# Exercise description
Look through the data below. Pick out the lines holding the string "label".

## begin Supplied information

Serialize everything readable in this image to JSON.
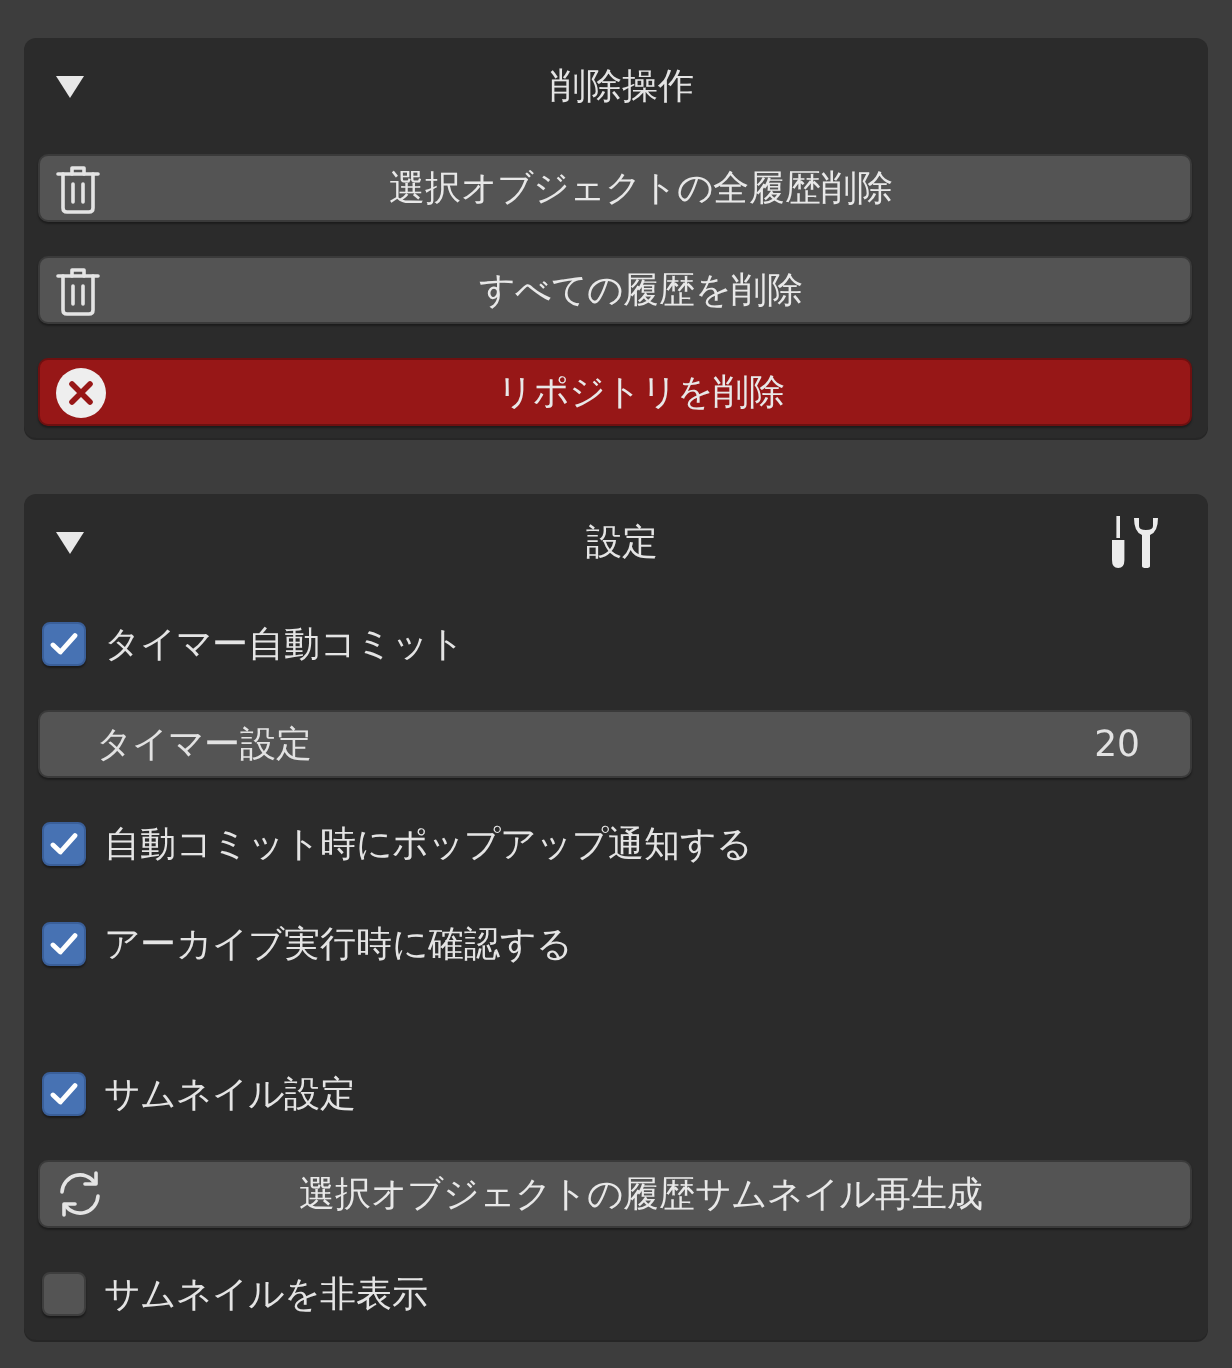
{
  "panels": [
    {
      "kind": "plain",
      "title": "削除操作",
      "expanded": true,
      "items": [
        {
          "kind": "delete",
          "label": "選択オブジェクトの全履歴削除"
        },
        {
          "kind": "delete",
          "label": "すべての履歴を削除"
        },
        {
          "kind": "destroy",
          "label": "リポジトリを削除"
        }
      ]
    },
    {
      "kind": "tools",
      "title": "設定",
      "expanded": true,
      "items": [
        {
          "kind": "checkbox",
          "label": "タイマー自動コミット",
          "checked": true
        },
        {
          "kind": "number",
          "label": "タイマー設定",
          "value": "20"
        },
        {
          "kind": "checkbox",
          "label": "自動コミット時にポップアップ通知する",
          "checked": true
        },
        {
          "kind": "checkbox",
          "label": "アーカイブ実行時に確認する",
          "checked": true
        },
        {
          "kind": "spacer"
        },
        {
          "kind": "checkbox",
          "label": "サムネイル設定",
          "checked": true
        },
        {
          "kind": "regenerate",
          "label": "選択オブジェクトの履歴サムネイル再生成"
        },
        {
          "kind": "checkbox",
          "label": "サムネイルを非表示",
          "checked": false
        }
      ]
    }
  ]
}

## end Supplied information

# Exercise result
          "label": "選択オブジェクトの全履歴削除"
          "label": "すべての履歴を削除"
          "label": "リポジトリを削除"
          "label": "タイマー自動コミット",
          "label": "タイマー設定",
          "label": "自動コミット時にポップアップ通知する",
          "label": "アーカイブ実行時に確認する",
          "label": "サムネイル設定",
          "label": "選択オブジェクトの履歴サムネイル再生成"
          "label": "サムネイルを非表示",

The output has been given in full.